------ GIVEN RECORDS ------

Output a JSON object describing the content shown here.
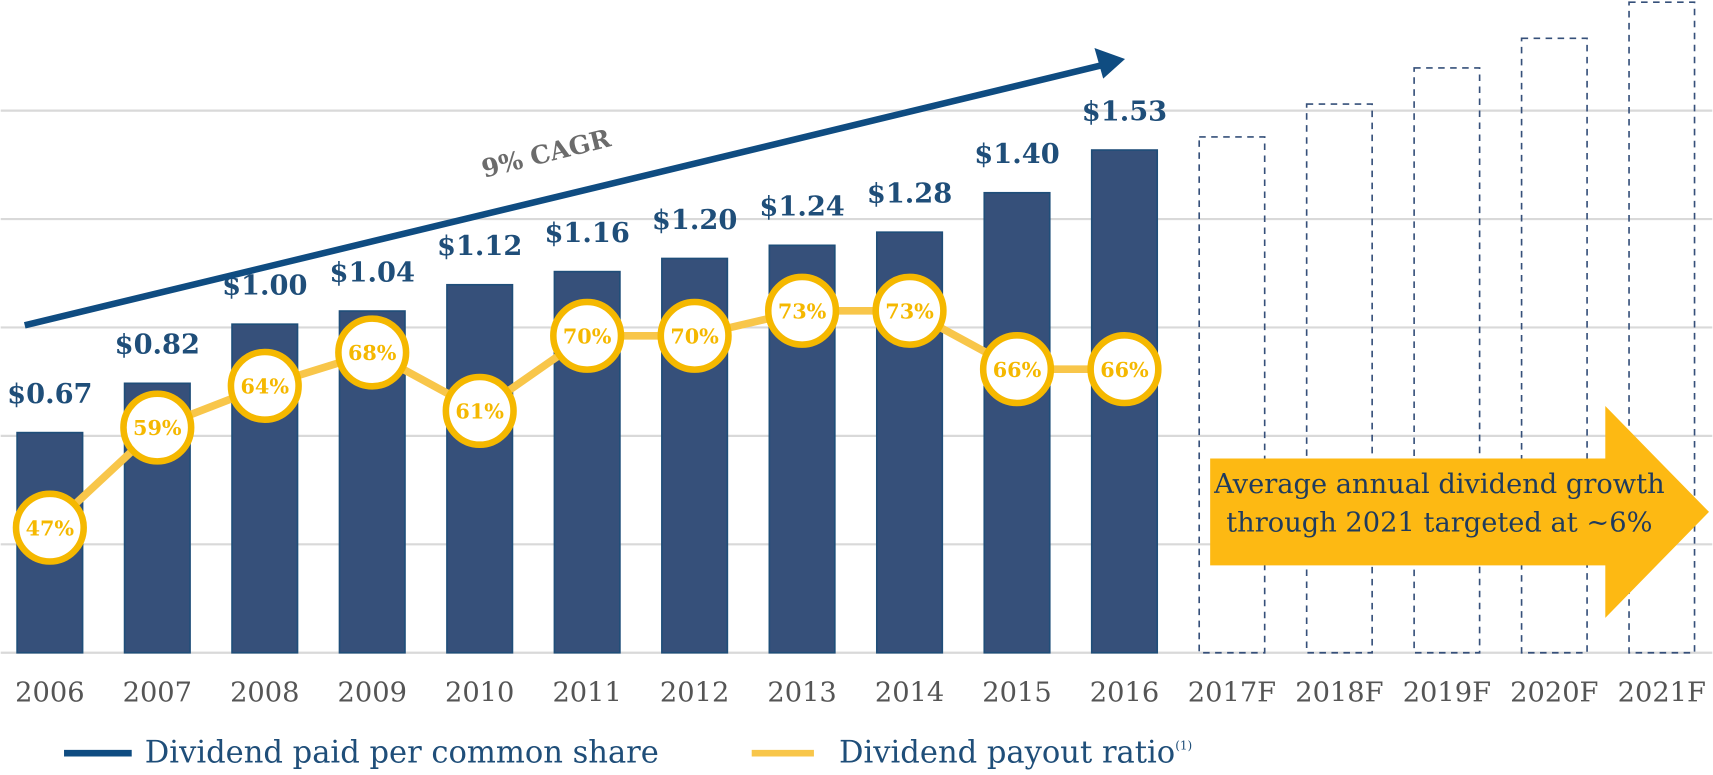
{
  "chart_data": {
    "type": "bar",
    "categories": [
      "2006",
      "2007",
      "2008",
      "2009",
      "2010",
      "2011",
      "2012",
      "2013",
      "2014",
      "2015",
      "2016",
      "2017F",
      "2018F",
      "2019F",
      "2020F",
      "2021F"
    ],
    "series": [
      {
        "name": "Dividend paid per common share",
        "color": "#36507a",
        "legend_color": "#0f4c81",
        "values": [
          0.67,
          0.82,
          1.0,
          1.04,
          1.12,
          1.16,
          1.2,
          1.24,
          1.28,
          1.4,
          1.53,
          null,
          null,
          null,
          null,
          null
        ],
        "value_labels": [
          "$0.67",
          "$0.82",
          "$1.00",
          "$1.04",
          "$1.12",
          "$1.16",
          "$1.20",
          "$1.24",
          "$1.28",
          "$1.40",
          "$1.53",
          null,
          null,
          null,
          null,
          null
        ],
        "forecast_values": [
          null,
          null,
          null,
          null,
          null,
          null,
          null,
          null,
          null,
          null,
          null,
          1.57,
          1.67,
          1.78,
          1.87,
          1.98
        ]
      },
      {
        "name": "Dividend payout ratio",
        "name_note": "(1)",
        "type": "line",
        "axis": "y2",
        "color": "#f5b800",
        "line_color": "#f8c64a",
        "values": [
          47,
          59,
          64,
          68,
          61,
          70,
          70,
          73,
          73,
          66,
          66,
          null,
          null,
          null,
          null,
          null
        ],
        "value_labels": [
          "47%",
          "59%",
          "64%",
          "68%",
          "61%",
          "70%",
          "70%",
          "73%",
          "73%",
          "66%",
          "66%",
          null,
          null,
          null,
          null,
          null
        ]
      }
    ],
    "ylim": [
      0,
      1.98
    ],
    "yticks": [
      0.33,
      0.66,
      0.99,
      1.32,
      1.65
    ],
    "y2lim": [
      32,
      110
    ],
    "grid": true,
    "annotations": {
      "cagr": "9% CAGR",
      "target": [
        "Average annual dividend growth",
        "through 2021 targeted at ~6%"
      ]
    },
    "legend": "bottom"
  }
}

------

» **GIVEN TASK**:
Write out the whole listing exactly, and drop the pictures.

» **ANSWER FOR THIS EXERCISE**:
Output a JSON object describing the content shown here.
{
  "chart_data": {
    "type": "bar",
    "categories": [
      "2006",
      "2007",
      "2008",
      "2009",
      "2010",
      "2011",
      "2012",
      "2013",
      "2014",
      "2015",
      "2016",
      "2017F",
      "2018F",
      "2019F",
      "2020F",
      "2021F"
    ],
    "series": [
      {
        "name": "Dividend paid per common share",
        "color": "#36507a",
        "legend_color": "#0f4c81",
        "values": [
          0.67,
          0.82,
          1.0,
          1.04,
          1.12,
          1.16,
          1.2,
          1.24,
          1.28,
          1.4,
          1.53,
          null,
          null,
          null,
          null,
          null
        ],
        "value_labels": [
          "$0.67",
          "$0.82",
          "$1.00",
          "$1.04",
          "$1.12",
          "$1.16",
          "$1.20",
          "$1.24",
          "$1.28",
          "$1.40",
          "$1.53",
          null,
          null,
          null,
          null,
          null
        ],
        "forecast_values": [
          null,
          null,
          null,
          null,
          null,
          null,
          null,
          null,
          null,
          null,
          null,
          1.57,
          1.67,
          1.78,
          1.87,
          1.98
        ]
      },
      {
        "name": "Dividend payout ratio",
        "name_note": "(1)",
        "type": "line",
        "axis": "y2",
        "color": "#f5b800",
        "line_color": "#f8c64a",
        "values": [
          47,
          59,
          64,
          68,
          61,
          70,
          70,
          73,
          73,
          66,
          66,
          null,
          null,
          null,
          null,
          null
        ],
        "value_labels": [
          "47%",
          "59%",
          "64%",
          "68%",
          "61%",
          "70%",
          "70%",
          "73%",
          "73%",
          "66%",
          "66%",
          null,
          null,
          null,
          null,
          null
        ]
      }
    ],
    "ylim": [
      0,
      1.98
    ],
    "yticks": [
      0.33,
      0.66,
      0.99,
      1.32,
      1.65
    ],
    "y2lim": [
      32,
      110
    ],
    "grid": true,
    "annotations": {
      "cagr": "9% CAGR",
      "target": [
        "Average annual dividend growth",
        "through 2021 targeted at ~6%"
      ]
    },
    "legend": "bottom"
  }
}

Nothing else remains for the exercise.